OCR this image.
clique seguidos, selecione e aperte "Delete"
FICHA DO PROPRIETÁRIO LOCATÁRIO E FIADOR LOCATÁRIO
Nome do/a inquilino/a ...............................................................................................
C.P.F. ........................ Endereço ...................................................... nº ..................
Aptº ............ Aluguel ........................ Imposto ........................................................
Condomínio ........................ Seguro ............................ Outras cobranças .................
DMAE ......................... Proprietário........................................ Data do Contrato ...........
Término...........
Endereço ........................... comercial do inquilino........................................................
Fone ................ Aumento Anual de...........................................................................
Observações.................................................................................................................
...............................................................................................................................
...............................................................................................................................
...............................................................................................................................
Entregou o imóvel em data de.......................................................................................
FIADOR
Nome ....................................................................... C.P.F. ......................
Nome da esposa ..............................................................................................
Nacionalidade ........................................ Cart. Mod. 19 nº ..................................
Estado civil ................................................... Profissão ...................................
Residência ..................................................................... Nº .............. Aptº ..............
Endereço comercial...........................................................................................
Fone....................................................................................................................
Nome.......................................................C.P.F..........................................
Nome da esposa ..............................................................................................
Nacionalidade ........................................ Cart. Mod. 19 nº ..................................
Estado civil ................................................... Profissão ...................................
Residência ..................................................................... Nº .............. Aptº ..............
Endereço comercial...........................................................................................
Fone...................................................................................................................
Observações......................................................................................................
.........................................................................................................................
---
Return the whole listing exactly.

OCR this image.
clique seguidos, selecione e aperte "Delete"
FICHA DO PROPRIETÁRIO LOCATÁRIO E FIADOR LOCATÁRIO
Nome do/a inquilino/a ...............................................................................................
C.P.F. ........................ Endereço ...................................................... nº ..................
Aptº ............ Aluguel ........................ Imposto ........................................................
Condomínio ........................ Seguro ............................ Outras cobranças .................
DMAE ......................... Proprietário........................................ Data do Contrato ...........
Término...........
Endereço ........................... comercial do inquilino........................................................
Fone ................ Aumento Anual de...........................................................................
Observações.................................................................................................................
...............................................................................................................................
...............................................................................................................................
...............................................................................................................................
Entregou o imóvel em data de.......................................................................................
FIADOR
Nome ....................................................................... C.P.F. ......................
Nome da esposa ..............................................................................................
Nacionalidade ........................................ Cart. Mod. 19 nº ..................................
Estado civil ................................................... Profissão ...................................
Residência ..................................................................... Nº .............. Aptº ..............
Endereço comercial...........................................................................................
Fone....................................................................................................................
Nome.......................................................C.P.F..........................................
Nome da esposa ..............................................................................................
Nacionalidade ........................................ Cart. Mod. 19 nº ..................................
Estado civil ................................................... Profissão ...................................
Residência ..................................................................... Nº .............. Aptº ..............
Endereço comercial...........................................................................................
Fone...................................................................................................................
Observações......................................................................................................
.........................................................................................................................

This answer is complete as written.